* **Given entries**
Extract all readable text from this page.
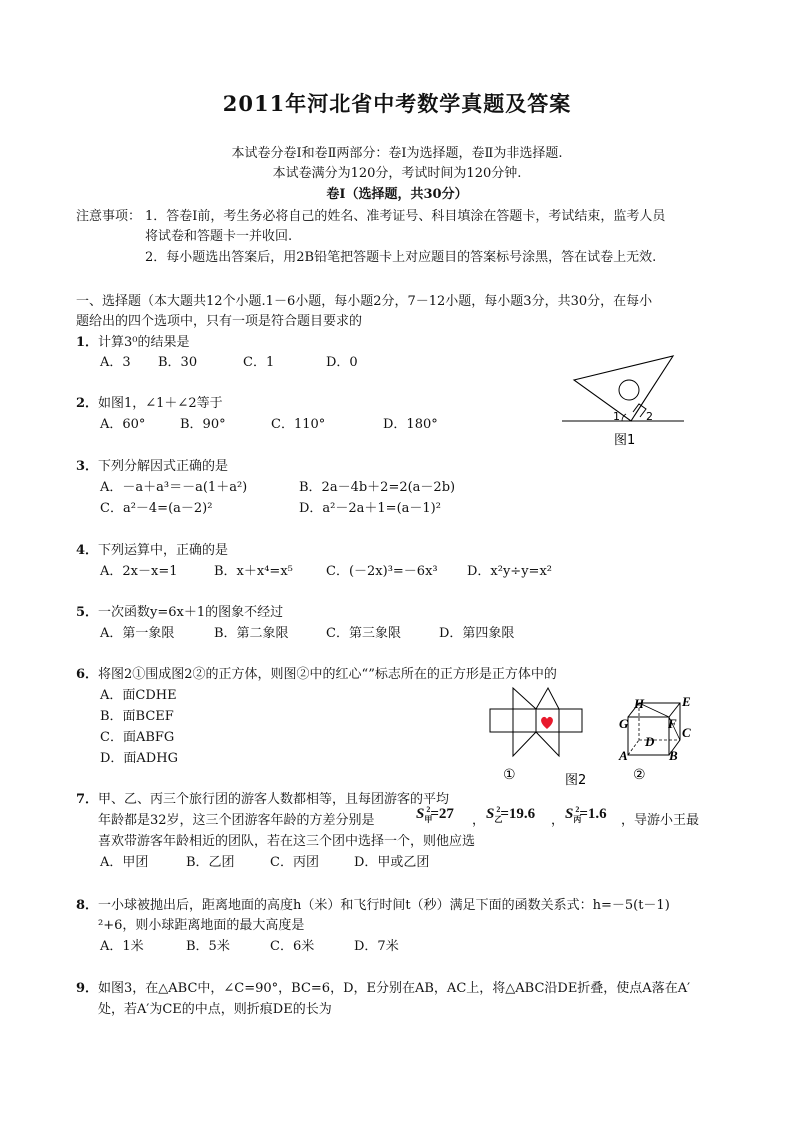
2011年河北省中考数学真题及答案
本试卷分卷Ⅰ和卷Ⅱ两部分：卷Ⅰ为选择题，卷Ⅱ为非选择题.
本试卷满分为120分，考试时间为120分钟.
卷Ⅰ（选择题，共30分）
注意事项： 1．答卷Ⅰ前，考生务必将自己的姓名、准考证号、科目填涂在答题卡，考试结束，监考人员
将试卷和答题卡一并收回.
2．每小题选出答案后，用2B铅笔把答题卡上对应题目的答案标号涂黑，答在试卷上无效.
一、选择题（本大题共12个小题.1－6小题，每小题2分，7－12小题，每小题3分，共30分，在每小
题给出的四个选项中，只有一项是符合题目要求的
1． 计算3⁰的结果是
A．3 B．30	C．1	D．0
2． 如图1，∠1＋∠2等于
A．60°	B．90°	C．110°	D．180°
1 2
图1
3． 下列分解因式正确的是
A．－a＋a³＝－a(1＋a²)	B．2a－4b＋2=2(a－2b)
C．a²－4=(a－2)²	D．a²－2a＋1=(a－1)²
4． 下列运算中，正确的是
A．2x－x=1	B．x＋x⁴=x⁵	C．(－2x)³=－6x³ D．x²y÷y=x²
5． 一次函数y=6x＋1的图象不经过
A．第一象限	B．第二象限	C．第三象限	D．第四象限
6． 将图2①围成图2②的正方体，则图②中的红心“”标志所在的正方形是正方体中的
A．面CDHE
B．面BCEF
C．面ABFG
D．面ADHG
①	图2
H	E
G	F
D
C
A	B
②
7． 甲、乙、丙三个旅行团的游客人数都相等，且每团游客的平均
年龄都是32岁，这三个团游客年龄的方差分别是	$S_甲^2=27$ ， $S_乙^2=19.6$ ， $S_丙^2=1.6$ ，导游小王最
喜欢带游客年龄相近的团队，若在这三个团中选择一个，则他应选
A．甲团	B．乙团	C．丙团	D．甲或乙团
8． 一小球被抛出后，距离地面的高度h（米）和飞行时间t（秒）满足下面的函数关系式：h=－5(t－1)
²+6，则小球距离地面的最大高度是
A．1米	B．5米	C．6米	D．7米
9． 如图3，在△ABC中，∠C=90°，BC=6，D，E分别在AB，AC上，将△ABC沿DE折叠，使点A落在A′
处，若A′为CE的中点，则折痕DE的长为
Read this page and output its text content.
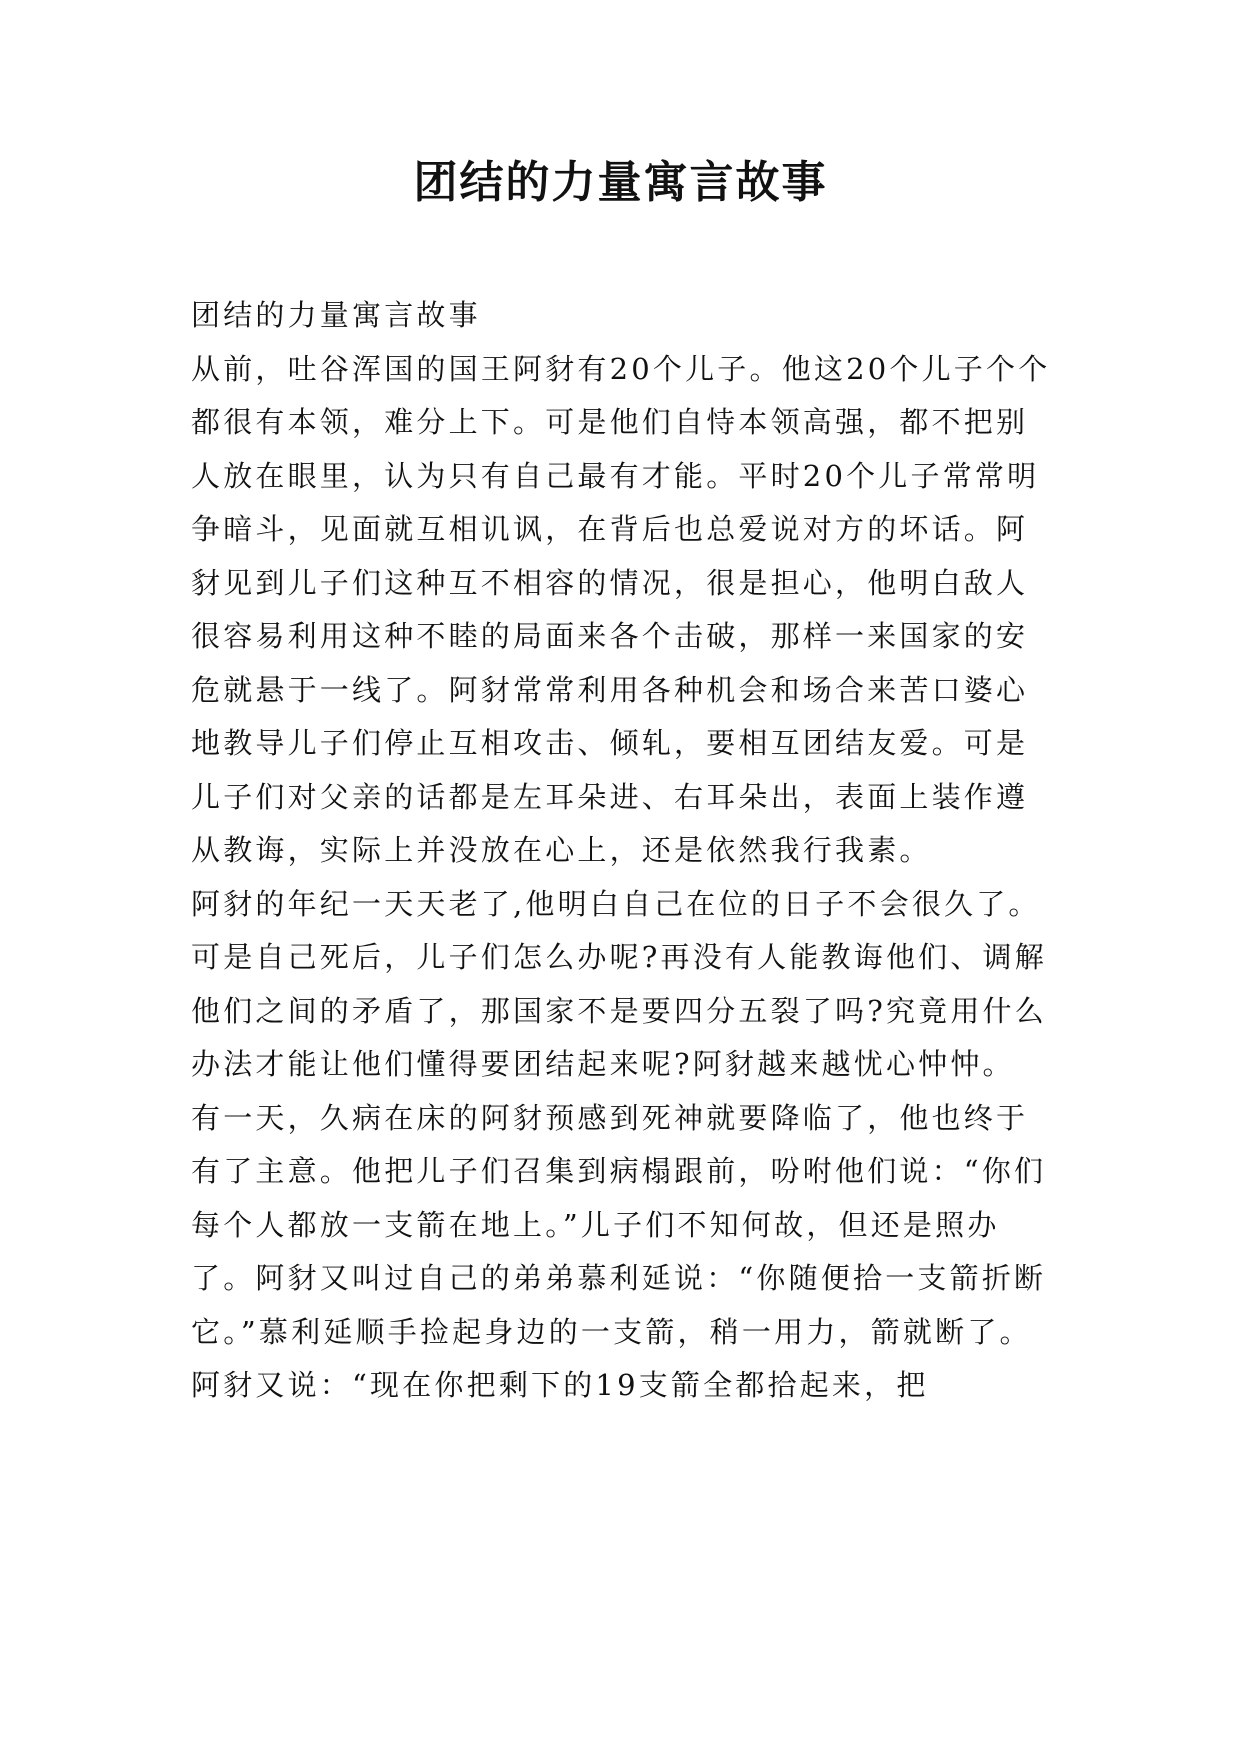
团结的力量寓言故事

团结的力量寓言故事

从前，吐谷浑国的国王阿豺有20个儿子。他这20个儿子个个都很有本领，难分上下。可是他们自恃本领高强，都不把别人放在眼里，认为只有自己最有才能。平时20个儿子常常明争暗斗，见面就互相讥讽，在背后也总爱说对方的坏话。阿豺见到儿子们这种互不相容的情况，很是担心，他明白敌人很容易利用这种不睦的局面来各个击破，那样一来国家的安危就悬于一线了。阿豺常常利用各种机会和场合来苦口婆心地教导儿子们停止互相攻击、倾轧，要相互团结友爱。可是儿子们对父亲的话都是左耳朵进、右耳朵出，表面上装作遵从教诲，实际上并没放在心上，还是依然我行我素。

阿豺的年纪一天天老了,他明白自己在位的日子不会很久了。可是自己死后，儿子们怎么办呢?再没有人能教诲他们、调解他们之间的矛盾了，那国家不是要四分五裂了吗?究竟用什么办法才能让他们懂得要团结起来呢?阿豺越来越忧心忡忡。

有一天，久病在床的阿豺预感到死神就要降临了，他也终于有了主意。他把儿子们召集到病榻跟前，吩咐他们说：“你们每个人都放一支箭在地上。”儿子们不知何故，但还是照办了。阿豺又叫过自己的弟弟慕利延说：“你随便拾一支箭折断它。”慕利延顺手捡起身边的一支箭，稍一用力，箭就断了。阿豺又说：“现在你把剩下的19支箭全都拾起来，把
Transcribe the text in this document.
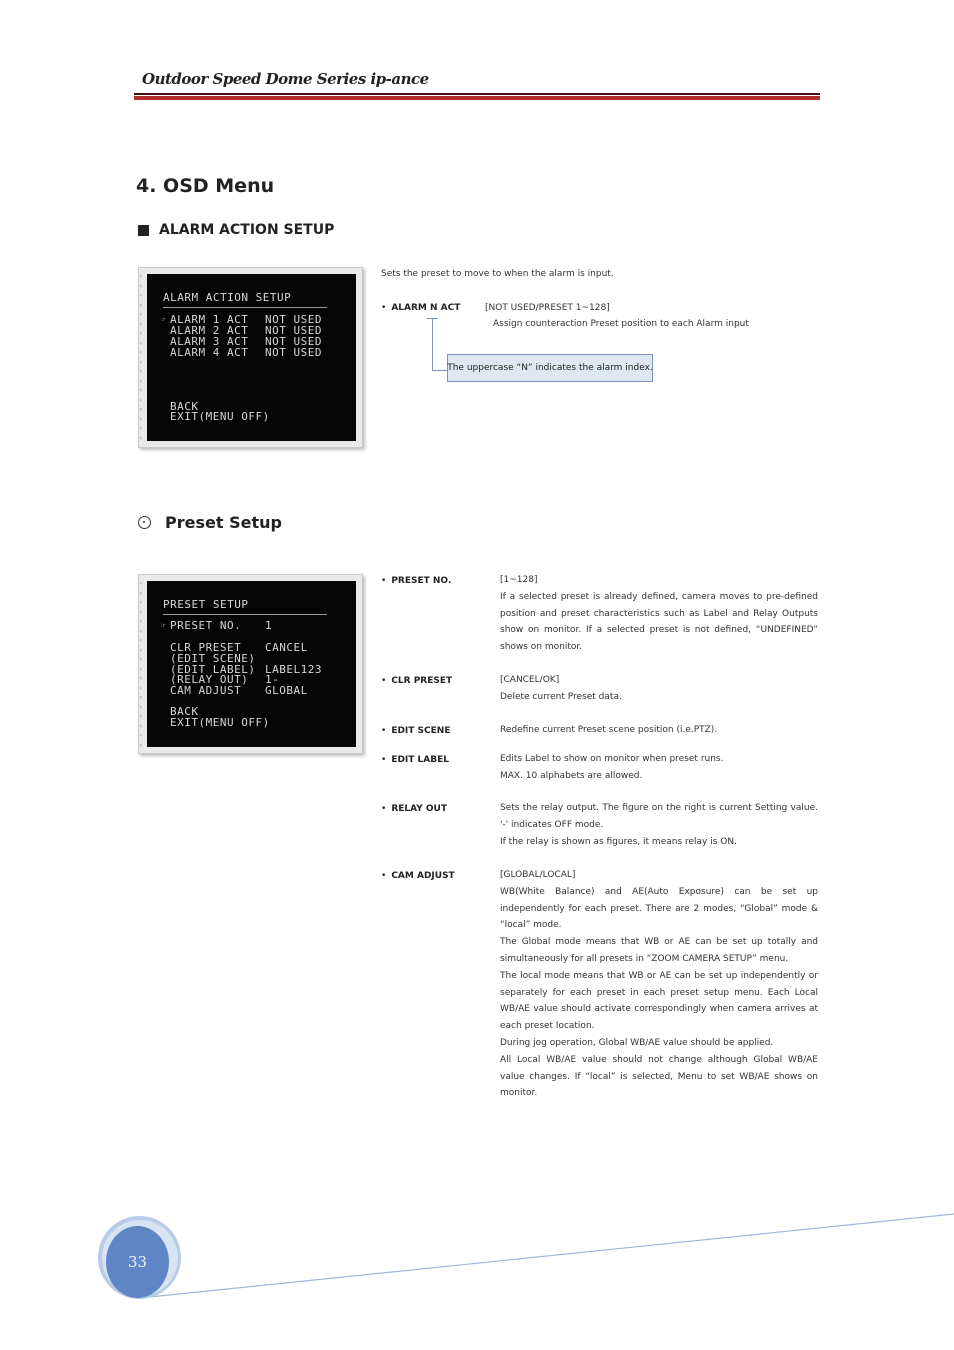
Outdoor Speed Dome Series ip-ance
4. OSD Menu
ALARM ACTION SETUP
‹
‹
‹
‹
‹
‹
‹
‹
‹
‹
‹
‹
‹
‹
‹
‹
‹
‹
ALARM ACTION SETUP
☞ ALARM 1 ACT NOT USED
ALARM 2 ACT NOT USED
ALARM 3 ACT NOT USED
ALARM 4 ACT NOT USED
BACK
EXIT(MENU OFF)
Sets the preset to move to when the alarm is input.
• ALARM N ACT	[NOT USED/PRESET 1~128]
Assign counteraction Preset position to each Alarm input
The uppercase “N” indicates the alarm index.
Preset Setup
‹
‹
‹
‹
‹
‹
‹
‹
‹
‹
‹
‹
‹
‹
‹
‹
‹
‹
PRESET SETUP
☞ PRESET NO. 1
CLR PRESET CANCEL
(EDIT SCENE)
(EDIT LABEL) LABEL123
(RELAY OUT) 1-
CAM ADJUST GLOBAL
BACK
EXIT(MENU OFF)
• PRESET NO.	[1~128]
If a selected preset is already defined, camera moves to pre-defined position and preset characteristics such as Label and Relay Outputs show on monitor. If a selected preset is not defined, “UNDEFINED” shows on monitor.
• CLR PRESET	[CANCEL/OK]
Delete current Preset data.
• EDIT SCENE	Redefine current Preset scene position (i.e.PTZ).
• EDIT LABEL	Edits Label to show on monitor when preset runs.
MAX. 10 alphabets are allowed.
• RELAY OUT	Sets the relay output. The figure on the right is current Setting value. '-' indicates OFF mode.
If the relay is shown as figures, it means relay is ON.
• CAM ADJUST	[GLOBAL/LOCAL]
WB(White Balance) and AE(Auto Exposure) can be set up independently for each preset. There are 2 modes, “Global” mode & “local” mode.
The Global mode means that WB or AE can be set up totally and simultaneously for all presets in “ZOOM CAMERA SETUP” menu.
The local mode means that WB or AE can be set up independently or separately for each preset in each preset setup menu. Each Local WB/AE value should activate correspondingly when camera arrives at each preset location.
During jog operation, Global WB/AE value should be applied.
All Local WB/AE value should not change although Global WB/AE value changes. If “local” is selected, Menu to set WB/AE shows on monitor.
33
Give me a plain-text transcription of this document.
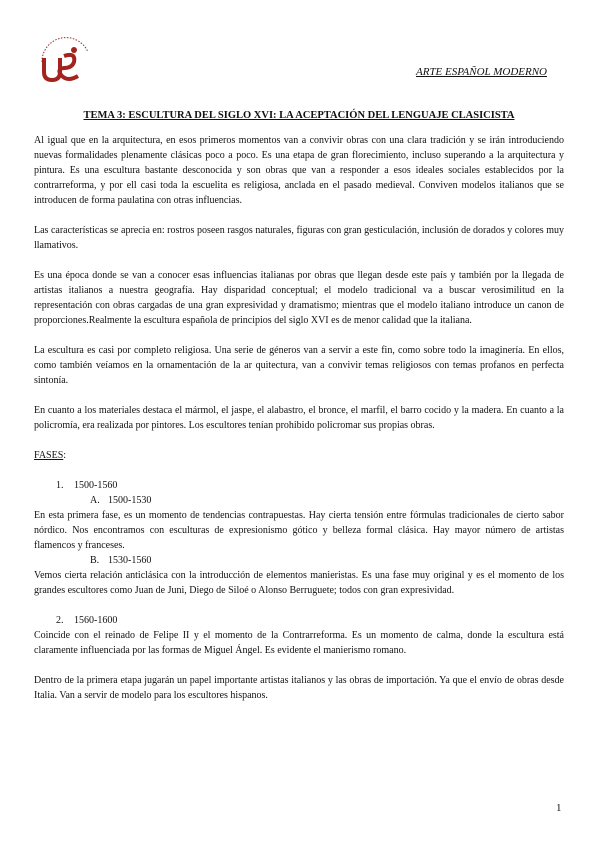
ARTE ESPAÑOL MODERNO
TEMA 3: ESCULTURA DEL SIGLO XVI: LA ACEPTACIÓN DEL LENGUAJE CLASICISTA

Al igual que en la arquitectura, en esos primeros momentos van a convivir obras con una clara tradición y se irán introduciendo nuevas formalidades plenamente clásicas poco a poco. Es una etapa de gran florecimiento, incluso superando a la arquitectura y pintura. Es una escultura bastante desconocida y son obras que van a responder a esos ideales sociales establecidos por la contrarreforma, y por ell casi toda la escuelita es religiosa, anclada en el pasado medieval. Conviven modelos italianos que se introducen de forma paulatina con otras influencias.

Las características se aprecia en: rostros poseen rasgos naturales, figuras con gran gesticulación, inclusión de dorados y colores muy llamativos.

Es una época donde se van a conocer esas influencias italianas por obras que llegan desde este país y también por la llegada de artistas italianos a nuestra geografía. Hay disparidad conceptual; el modelo tradicional va a buscar verosimilitud en la representación con obras cargadas de una gran expresividad y dramatismo; mientras que el modelo italiano introduce un canon de proporciones.Realmente la escultura española de principios del siglo XVI es de menor calidad que la italiana.

La escultura es casi por completo religiosa. Una serie de géneros van a servir a este fin, como sobre todo la imaginería. En ellos, como también veíamos en la ornamentación de la ar quitectura, van a convivir temas religiosos con temas profanos en perfecta sintonía.

En cuanto a los materiales destaca el mármol, el jaspe, el alabastro, el bronce, el marfil, el barro cocido y la madera. En cuanto a la policromía, era realizada por pintores. Los escultores tenían prohibido policromar sus propias obras.

FASES:

1. 1500-1560

A. 1500-1530

En esta primera fase, es un momento de tendencias contrapuestas. Hay cierta tensión entre fórmulas tradicionales de cierto sabor nórdico. Nos encontramos con esculturas de expresionismo gótico y belleza formal clásica. Hay mayor número de artistas flamencos y franceses.

B. 1530-1560

Vemos cierta relación anticlásica con la introducción de elementos manieristas. Es una fase muy original y es el momento de los grandes escultores como Juan de Juni, Diego de Siloé o Alonso Berruguete; todos con gran expresividad.

2. 1560-1600

Coincide con el reinado de Felipe II y el momento de la Contrarreforma. Es un momento de calma, donde la escultura está claramente influenciada por las formas de Miguel Ángel. Es evidente el manierismo romano.

Dentro de la primera etapa jugarán un papel importante artistas italianos y las obras de importación. Ya que el envío de obras desde Italia. Van a servir de modelo para los escultores hispanos.

1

* **Exercise instructions**
Where a line holds "should", copy that line.

* **Answer to this problem**
The local mode means that WB or AE can be set up independently or separately for each preset in each preset setup menu. Each Local WB/AE value should activate correspondingly when camera arrives at each preset location.
During jog operation, Global WB/AE value should be applied.
All Local WB/AE value should not change although Global WB/AE value changes. If “local” is selected, Menu to set WB/AE shows on monitor.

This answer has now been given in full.